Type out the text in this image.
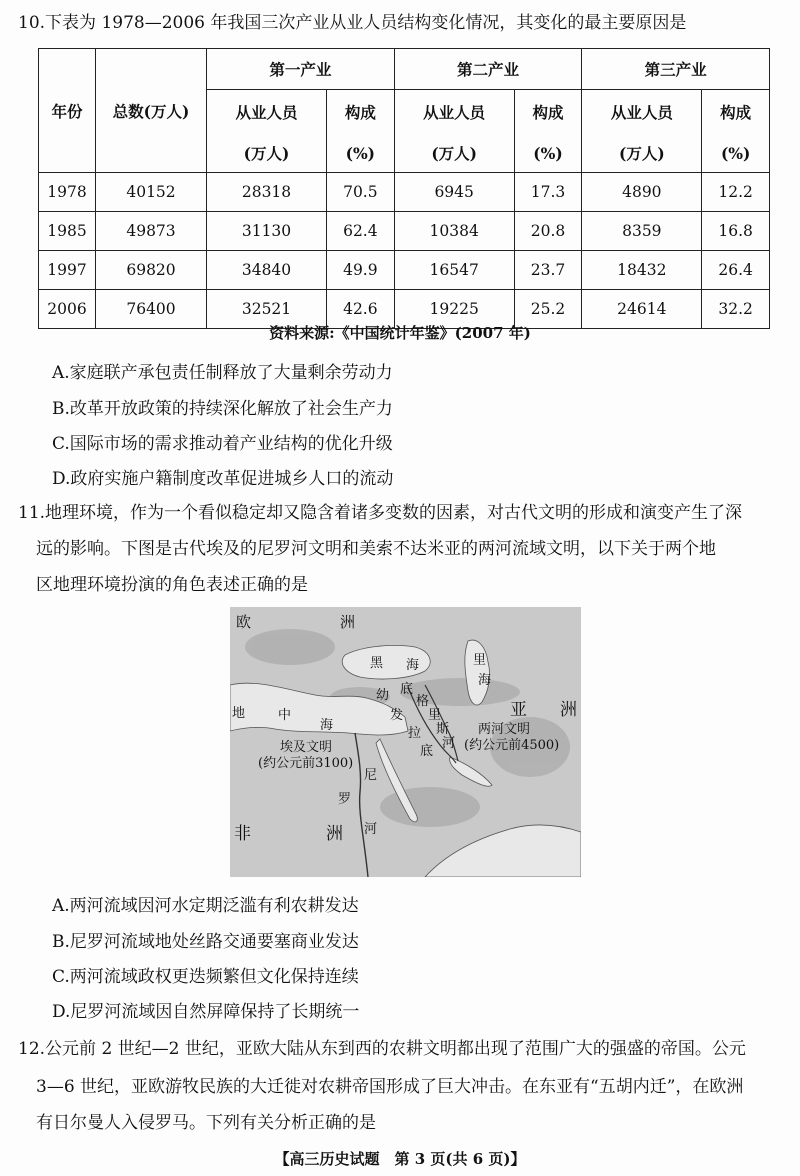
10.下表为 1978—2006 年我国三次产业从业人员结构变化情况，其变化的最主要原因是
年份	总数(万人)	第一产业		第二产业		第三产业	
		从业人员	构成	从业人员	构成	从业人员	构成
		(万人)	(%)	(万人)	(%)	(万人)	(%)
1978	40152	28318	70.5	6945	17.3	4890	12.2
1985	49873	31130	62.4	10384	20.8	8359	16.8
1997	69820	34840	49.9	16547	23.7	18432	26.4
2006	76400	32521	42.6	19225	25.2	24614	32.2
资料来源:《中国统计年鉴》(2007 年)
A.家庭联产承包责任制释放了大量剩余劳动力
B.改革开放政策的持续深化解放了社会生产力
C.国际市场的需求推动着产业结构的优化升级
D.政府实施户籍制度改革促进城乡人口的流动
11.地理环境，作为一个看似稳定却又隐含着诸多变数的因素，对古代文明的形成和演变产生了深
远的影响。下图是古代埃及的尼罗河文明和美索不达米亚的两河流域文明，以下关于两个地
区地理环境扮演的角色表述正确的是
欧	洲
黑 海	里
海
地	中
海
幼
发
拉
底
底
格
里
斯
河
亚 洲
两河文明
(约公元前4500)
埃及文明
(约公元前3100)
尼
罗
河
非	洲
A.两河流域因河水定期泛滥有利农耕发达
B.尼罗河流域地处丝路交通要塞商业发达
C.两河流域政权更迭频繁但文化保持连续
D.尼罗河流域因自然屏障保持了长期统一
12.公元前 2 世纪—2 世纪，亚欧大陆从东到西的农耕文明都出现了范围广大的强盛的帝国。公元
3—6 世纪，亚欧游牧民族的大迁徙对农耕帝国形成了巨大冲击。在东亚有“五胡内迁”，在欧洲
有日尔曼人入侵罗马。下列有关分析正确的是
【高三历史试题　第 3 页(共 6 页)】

+ + + + + + +

• **EXERCISE AIM**
Set the data above down again exactly as given, with no pictures.

• **OUTPUT FOR THIS TASK**
Type out the text in this image.
10.下表为 1978—2006 年我国三次产业从业人员结构变化情况，其变化的最主要原因是
年份	总数(万人)	第一产业		第二产业		第三产业	
		从业人员	构成	从业人员	构成	从业人员	构成
		(万人)	(%)	(万人)	(%)	(万人)	(%)
1978	40152	28318	70.5	6945	17.3	4890	12.2
1985	49873	31130	62.4	10384	20.8	8359	16.8
1997	69820	34840	49.9	16547	23.7	18432	26.4
2006	76400	32521	42.6	19225	25.2	24614	32.2
资料来源:《中国统计年鉴》(2007 年)
A.家庭联产承包责任制释放了大量剩余劳动力
B.改革开放政策的持续深化解放了社会生产力
C.国际市场的需求推动着产业结构的优化升级
D.政府实施户籍制度改革促进城乡人口的流动
11.地理环境，作为一个看似稳定却又隐含着诸多变数的因素，对古代文明的形成和演变产生了深
远的影响。下图是古代埃及的尼罗河文明和美索不达米亚的两河流域文明，以下关于两个地
区地理环境扮演的角色表述正确的是
欧	洲
黑 海	里
海
地	中
海
幼
发
拉
底
底
格
里
斯
河
亚 洲
两河文明
(约公元前4500)
埃及文明
(约公元前3100)
尼
罗
河
非	洲
A.两河流域因河水定期泛滥有利农耕发达
B.尼罗河流域地处丝路交通要塞商业发达
C.两河流域政权更迭频繁但文化保持连续
D.尼罗河流域因自然屏障保持了长期统一
12.公元前 2 世纪—2 世纪，亚欧大陆从东到西的农耕文明都出现了范围广大的强盛的帝国。公元
3—6 世纪，亚欧游牧民族的大迁徙对农耕帝国形成了巨大冲击。在东亚有“五胡内迁”，在欧洲
有日尔曼人入侵罗马。下列有关分析正确的是
【高三历史试题　第 3 页(共 6 页)】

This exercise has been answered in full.